### Stored records
[BEGIN]

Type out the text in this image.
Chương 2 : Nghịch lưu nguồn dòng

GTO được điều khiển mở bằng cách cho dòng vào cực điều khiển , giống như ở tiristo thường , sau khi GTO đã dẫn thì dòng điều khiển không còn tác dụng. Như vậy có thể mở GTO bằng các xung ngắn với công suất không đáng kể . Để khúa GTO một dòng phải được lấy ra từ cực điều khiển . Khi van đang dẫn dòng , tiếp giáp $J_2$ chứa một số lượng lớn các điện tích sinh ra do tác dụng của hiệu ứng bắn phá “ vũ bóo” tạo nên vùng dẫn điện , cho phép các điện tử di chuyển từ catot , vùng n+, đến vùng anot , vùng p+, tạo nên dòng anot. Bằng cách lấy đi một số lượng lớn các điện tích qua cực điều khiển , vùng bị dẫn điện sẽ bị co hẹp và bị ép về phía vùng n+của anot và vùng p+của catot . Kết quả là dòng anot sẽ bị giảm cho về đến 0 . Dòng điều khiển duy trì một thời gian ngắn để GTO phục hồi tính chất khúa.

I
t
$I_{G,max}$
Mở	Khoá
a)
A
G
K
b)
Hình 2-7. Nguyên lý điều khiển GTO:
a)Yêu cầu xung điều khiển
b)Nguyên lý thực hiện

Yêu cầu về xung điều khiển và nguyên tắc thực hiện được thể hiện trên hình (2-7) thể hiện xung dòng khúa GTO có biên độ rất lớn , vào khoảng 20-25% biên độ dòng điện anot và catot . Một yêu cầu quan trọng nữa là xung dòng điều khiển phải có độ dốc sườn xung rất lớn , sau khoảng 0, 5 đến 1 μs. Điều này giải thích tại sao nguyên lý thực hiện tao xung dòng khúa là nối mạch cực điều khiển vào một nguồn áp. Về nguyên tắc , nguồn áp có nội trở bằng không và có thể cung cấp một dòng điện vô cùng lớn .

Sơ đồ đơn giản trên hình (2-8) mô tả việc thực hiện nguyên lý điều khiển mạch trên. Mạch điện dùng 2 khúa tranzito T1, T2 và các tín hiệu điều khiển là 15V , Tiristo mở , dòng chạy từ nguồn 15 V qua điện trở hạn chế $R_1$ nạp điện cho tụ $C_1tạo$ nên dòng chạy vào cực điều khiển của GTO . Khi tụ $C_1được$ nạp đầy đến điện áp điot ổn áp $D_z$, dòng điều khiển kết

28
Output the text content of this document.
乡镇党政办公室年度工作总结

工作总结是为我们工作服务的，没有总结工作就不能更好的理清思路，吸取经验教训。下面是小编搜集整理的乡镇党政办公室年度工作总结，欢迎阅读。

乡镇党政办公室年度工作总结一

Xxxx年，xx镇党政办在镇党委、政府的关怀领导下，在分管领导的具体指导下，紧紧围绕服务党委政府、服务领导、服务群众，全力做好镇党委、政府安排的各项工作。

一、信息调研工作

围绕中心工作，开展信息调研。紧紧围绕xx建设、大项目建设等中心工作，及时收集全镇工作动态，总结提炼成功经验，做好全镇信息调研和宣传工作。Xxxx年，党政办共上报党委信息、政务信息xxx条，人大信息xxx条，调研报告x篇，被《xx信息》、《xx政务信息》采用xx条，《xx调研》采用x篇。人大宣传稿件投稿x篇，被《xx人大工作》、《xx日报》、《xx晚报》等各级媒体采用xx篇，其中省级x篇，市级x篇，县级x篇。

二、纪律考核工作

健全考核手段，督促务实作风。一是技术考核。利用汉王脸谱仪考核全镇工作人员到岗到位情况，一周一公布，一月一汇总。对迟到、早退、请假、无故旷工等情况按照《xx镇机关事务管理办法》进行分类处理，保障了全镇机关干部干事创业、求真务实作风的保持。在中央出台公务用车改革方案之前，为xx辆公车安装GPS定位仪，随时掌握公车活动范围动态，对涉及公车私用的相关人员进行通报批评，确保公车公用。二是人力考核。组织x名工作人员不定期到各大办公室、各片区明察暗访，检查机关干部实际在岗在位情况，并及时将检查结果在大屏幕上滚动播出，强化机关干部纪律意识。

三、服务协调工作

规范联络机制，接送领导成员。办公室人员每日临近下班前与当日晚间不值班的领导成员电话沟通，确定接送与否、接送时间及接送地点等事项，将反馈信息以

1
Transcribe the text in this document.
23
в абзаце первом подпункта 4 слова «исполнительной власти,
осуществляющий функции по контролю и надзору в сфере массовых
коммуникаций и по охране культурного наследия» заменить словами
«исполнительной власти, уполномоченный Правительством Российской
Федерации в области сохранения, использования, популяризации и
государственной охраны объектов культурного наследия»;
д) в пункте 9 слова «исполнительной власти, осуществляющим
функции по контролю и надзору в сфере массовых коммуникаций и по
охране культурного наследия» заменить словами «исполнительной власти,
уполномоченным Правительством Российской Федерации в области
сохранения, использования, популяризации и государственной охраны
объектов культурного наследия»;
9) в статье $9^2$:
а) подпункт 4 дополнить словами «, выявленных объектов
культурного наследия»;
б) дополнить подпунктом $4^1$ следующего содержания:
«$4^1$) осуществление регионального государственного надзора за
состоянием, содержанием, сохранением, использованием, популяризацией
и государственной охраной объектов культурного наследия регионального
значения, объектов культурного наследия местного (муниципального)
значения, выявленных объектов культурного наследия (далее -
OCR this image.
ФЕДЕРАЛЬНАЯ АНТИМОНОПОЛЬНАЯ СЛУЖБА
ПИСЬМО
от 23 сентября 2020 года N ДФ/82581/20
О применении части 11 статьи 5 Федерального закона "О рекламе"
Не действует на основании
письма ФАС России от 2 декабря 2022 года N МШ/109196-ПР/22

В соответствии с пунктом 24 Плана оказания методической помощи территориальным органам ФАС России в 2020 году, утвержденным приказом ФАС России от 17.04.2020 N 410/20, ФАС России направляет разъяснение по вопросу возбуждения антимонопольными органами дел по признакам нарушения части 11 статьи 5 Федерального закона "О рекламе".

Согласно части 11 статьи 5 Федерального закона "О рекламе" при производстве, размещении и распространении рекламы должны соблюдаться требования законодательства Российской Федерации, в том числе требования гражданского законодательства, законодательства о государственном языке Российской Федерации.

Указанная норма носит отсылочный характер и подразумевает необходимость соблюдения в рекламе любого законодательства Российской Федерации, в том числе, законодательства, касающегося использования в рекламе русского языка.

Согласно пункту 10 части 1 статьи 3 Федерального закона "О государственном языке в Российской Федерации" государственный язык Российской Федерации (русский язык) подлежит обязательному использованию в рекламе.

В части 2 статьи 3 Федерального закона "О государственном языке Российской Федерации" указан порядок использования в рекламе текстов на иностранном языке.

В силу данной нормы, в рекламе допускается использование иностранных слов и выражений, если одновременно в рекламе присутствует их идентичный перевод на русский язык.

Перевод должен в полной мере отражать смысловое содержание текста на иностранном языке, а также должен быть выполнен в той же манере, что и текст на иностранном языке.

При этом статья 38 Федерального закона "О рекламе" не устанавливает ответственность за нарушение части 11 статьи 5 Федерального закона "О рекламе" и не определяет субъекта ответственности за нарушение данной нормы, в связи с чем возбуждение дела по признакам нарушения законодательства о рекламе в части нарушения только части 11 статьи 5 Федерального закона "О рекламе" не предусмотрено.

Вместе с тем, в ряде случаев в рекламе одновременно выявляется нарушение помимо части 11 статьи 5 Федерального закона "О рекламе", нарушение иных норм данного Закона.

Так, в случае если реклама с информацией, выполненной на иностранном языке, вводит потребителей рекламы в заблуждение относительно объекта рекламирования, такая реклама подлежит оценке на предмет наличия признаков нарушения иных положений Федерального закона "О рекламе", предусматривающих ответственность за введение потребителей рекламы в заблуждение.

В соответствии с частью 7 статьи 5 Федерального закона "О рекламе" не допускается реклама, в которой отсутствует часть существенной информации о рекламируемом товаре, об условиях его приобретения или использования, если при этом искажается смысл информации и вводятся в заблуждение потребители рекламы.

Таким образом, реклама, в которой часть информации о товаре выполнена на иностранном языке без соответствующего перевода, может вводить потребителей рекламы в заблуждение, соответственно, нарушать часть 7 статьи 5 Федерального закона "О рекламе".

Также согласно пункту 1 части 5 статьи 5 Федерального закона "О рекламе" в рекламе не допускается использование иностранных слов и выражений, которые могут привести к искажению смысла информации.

[END]

### To be done
Look for the word "дополнить" and return every line where it occurs.

### Task result
а) подпункт 4 дополнить словами «, выявленных объектов
б) дополнить подпунктом $4^1$ следующего содержания:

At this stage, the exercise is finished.